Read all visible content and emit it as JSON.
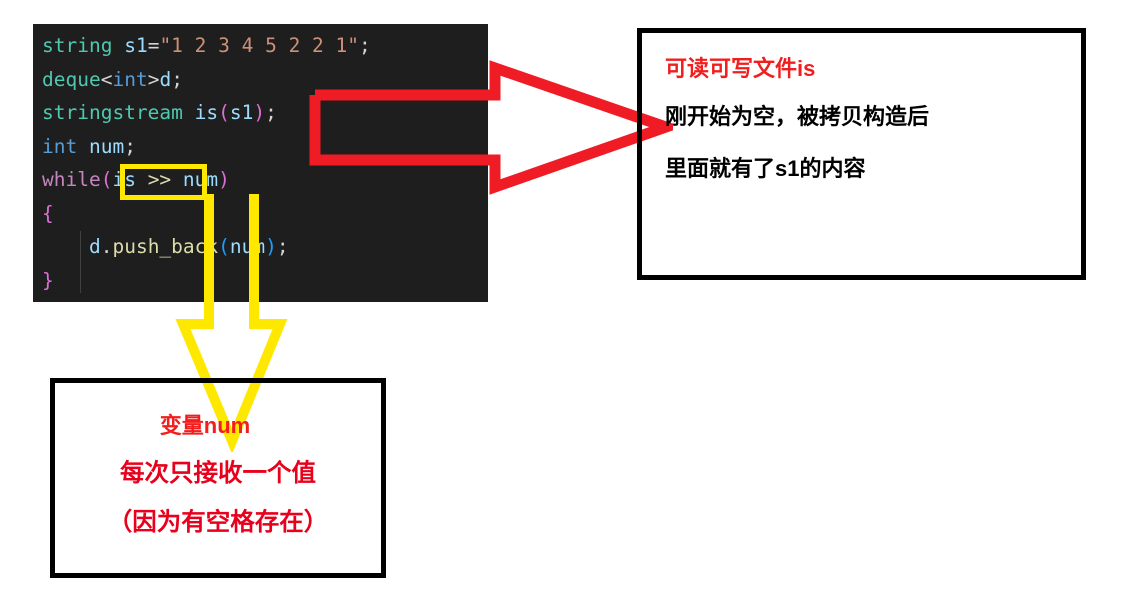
{
  "code_block": {
    "language": "cpp",
    "background_color": "#1e1e1e",
    "lines": [
      {
        "id": "line-1",
        "tokens": [
          {
            "text": "string",
            "kind": "type"
          },
          {
            "text": " ",
            "kind": "plain"
          },
          {
            "text": "s1",
            "kind": "var"
          },
          {
            "text": "=",
            "kind": "op"
          },
          {
            "text": "\"1 2 3 4 5 2 2 1\"",
            "kind": "string"
          },
          {
            "text": ";",
            "kind": "punc"
          }
        ]
      },
      {
        "id": "line-2",
        "tokens": [
          {
            "text": "deque",
            "kind": "type"
          },
          {
            "text": "<",
            "kind": "op"
          },
          {
            "text": "int",
            "kind": "keyword2"
          },
          {
            "text": ">",
            "kind": "op"
          },
          {
            "text": "d",
            "kind": "var"
          },
          {
            "text": ";",
            "kind": "punc"
          }
        ]
      },
      {
        "id": "line-3",
        "tokens": [
          {
            "text": "stringstream",
            "kind": "type"
          },
          {
            "text": " ",
            "kind": "plain"
          },
          {
            "text": "is",
            "kind": "var"
          },
          {
            "text": "(",
            "kind": "paren1"
          },
          {
            "text": "s1",
            "kind": "var"
          },
          {
            "text": ")",
            "kind": "paren1"
          },
          {
            "text": ";",
            "kind": "punc"
          }
        ]
      },
      {
        "id": "line-4",
        "tokens": [
          {
            "text": "int",
            "kind": "keyword2"
          },
          {
            "text": " ",
            "kind": "plain"
          },
          {
            "text": "num",
            "kind": "var"
          },
          {
            "text": ";",
            "kind": "punc"
          }
        ]
      },
      {
        "id": "line-5",
        "tokens": [
          {
            "text": "while",
            "kind": "keyword"
          },
          {
            "text": "(",
            "kind": "paren1"
          },
          {
            "text": "is",
            "kind": "var"
          },
          {
            "text": " ",
            "kind": "plain"
          },
          {
            "text": ">>",
            "kind": "fn"
          },
          {
            "text": " ",
            "kind": "plain"
          },
          {
            "text": "num",
            "kind": "var"
          },
          {
            "text": ")",
            "kind": "paren1"
          }
        ]
      },
      {
        "id": "line-6",
        "tokens": [
          {
            "text": "{",
            "kind": "brace"
          }
        ]
      },
      {
        "id": "line-7",
        "tokens": [
          {
            "text": "    ",
            "kind": "plain"
          },
          {
            "text": "d",
            "kind": "var"
          },
          {
            "text": ".",
            "kind": "punc"
          },
          {
            "text": "push_back",
            "kind": "fn"
          },
          {
            "text": "(",
            "kind": "paren2"
          },
          {
            "text": "num",
            "kind": "var"
          },
          {
            "text": ")",
            "kind": "paren2"
          },
          {
            "text": ";",
            "kind": "punc"
          }
        ]
      },
      {
        "id": "line-8",
        "tokens": [
          {
            "text": "}",
            "kind": "brace"
          }
        ]
      }
    ]
  },
  "annotations": {
    "yellow_highlight": {
      "target_text": "is >> num",
      "color": "#ffe800"
    },
    "red_arrow": {
      "color": "#f01c25",
      "direction": "right",
      "from": "stringstream is(s1);",
      "to": "right-box"
    },
    "yellow_arrow": {
      "color": "#ffe800",
      "direction": "down",
      "from": "is >> num",
      "to": "bottom-box"
    },
    "right_box": {
      "border_color": "#000000",
      "title": "可读可写文件is",
      "title_color": "#f21d1d",
      "lines": [
        "刚开始为空，被拷贝构造后",
        "里面就有了s1的内容"
      ],
      "lines_color": "#000000"
    },
    "bottom_box": {
      "border_color": "#000000",
      "title": "变量num",
      "title_color": "#f21d1d",
      "lines": [
        "每次只接收一个值",
        "（因为有空格存在）"
      ],
      "lines_color": "#e8001c"
    }
  }
}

▸ Problem description
Word for word, quote the lines above. Omit the pictures.

▸ Task result
Read all visible content and emit it as JSON.
{
  "code_block": {
    "language": "cpp",
    "background_color": "#1e1e1e",
    "lines": [
      {
        "id": "line-1",
        "tokens": [
          {
            "text": "string",
            "kind": "type"
          },
          {
            "text": " ",
            "kind": "plain"
          },
          {
            "text": "s1",
            "kind": "var"
          },
          {
            "text": "=",
            "kind": "op"
          },
          {
            "text": "\"1 2 3 4 5 2 2 1\"",
            "kind": "string"
          },
          {
            "text": ";",
            "kind": "punc"
          }
        ]
      },
      {
        "id": "line-2",
        "tokens": [
          {
            "text": "deque",
            "kind": "type"
          },
          {
            "text": "<",
            "kind": "op"
          },
          {
            "text": "int",
            "kind": "keyword2"
          },
          {
            "text": ">",
            "kind": "op"
          },
          {
            "text": "d",
            "kind": "var"
          },
          {
            "text": ";",
            "kind": "punc"
          }
        ]
      },
      {
        "id": "line-3",
        "tokens": [
          {
            "text": "stringstream",
            "kind": "type"
          },
          {
            "text": " ",
            "kind": "plain"
          },
          {
            "text": "is",
            "kind": "var"
          },
          {
            "text": "(",
            "kind": "paren1"
          },
          {
            "text": "s1",
            "kind": "var"
          },
          {
            "text": ")",
            "kind": "paren1"
          },
          {
            "text": ";",
            "kind": "punc"
          }
        ]
      },
      {
        "id": "line-4",
        "tokens": [
          {
            "text": "int",
            "kind": "keyword2"
          },
          {
            "text": " ",
            "kind": "plain"
          },
          {
            "text": "num",
            "kind": "var"
          },
          {
            "text": ";",
            "kind": "punc"
          }
        ]
      },
      {
        "id": "line-5",
        "tokens": [
          {
            "text": "while",
            "kind": "keyword"
          },
          {
            "text": "(",
            "kind": "paren1"
          },
          {
            "text": "is",
            "kind": "var"
          },
          {
            "text": " ",
            "kind": "plain"
          },
          {
            "text": ">>",
            "kind": "fn"
          },
          {
            "text": " ",
            "kind": "plain"
          },
          {
            "text": "num",
            "kind": "var"
          },
          {
            "text": ")",
            "kind": "paren1"
          }
        ]
      },
      {
        "id": "line-6",
        "tokens": [
          {
            "text": "{",
            "kind": "brace"
          }
        ]
      },
      {
        "id": "line-7",
        "tokens": [
          {
            "text": "    ",
            "kind": "plain"
          },
          {
            "text": "d",
            "kind": "var"
          },
          {
            "text": ".",
            "kind": "punc"
          },
          {
            "text": "push_back",
            "kind": "fn"
          },
          {
            "text": "(",
            "kind": "paren2"
          },
          {
            "text": "num",
            "kind": "var"
          },
          {
            "text": ")",
            "kind": "paren2"
          },
          {
            "text": ";",
            "kind": "punc"
          }
        ]
      },
      {
        "id": "line-8",
        "tokens": [
          {
            "text": "}",
            "kind": "brace"
          }
        ]
      }
    ]
  },
  "annotations": {
    "yellow_highlight": {
      "target_text": "is >> num",
      "color": "#ffe800"
    },
    "red_arrow": {
      "color": "#f01c25",
      "direction": "right",
      "from": "stringstream is(s1);",
      "to": "right-box"
    },
    "yellow_arrow": {
      "color": "#ffe800",
      "direction": "down",
      "from": "is >> num",
      "to": "bottom-box"
    },
    "right_box": {
      "border_color": "#000000",
      "title": "可读可写文件is",
      "title_color": "#f21d1d",
      "lines": [
        "刚开始为空，被拷贝构造后",
        "里面就有了s1的内容"
      ],
      "lines_color": "#000000"
    },
    "bottom_box": {
      "border_color": "#000000",
      "title": "变量num",
      "title_color": "#f21d1d",
      "lines": [
        "每次只接收一个值",
        "（因为有空格存在）"
      ],
      "lines_color": "#e8001c"
    }
  }
}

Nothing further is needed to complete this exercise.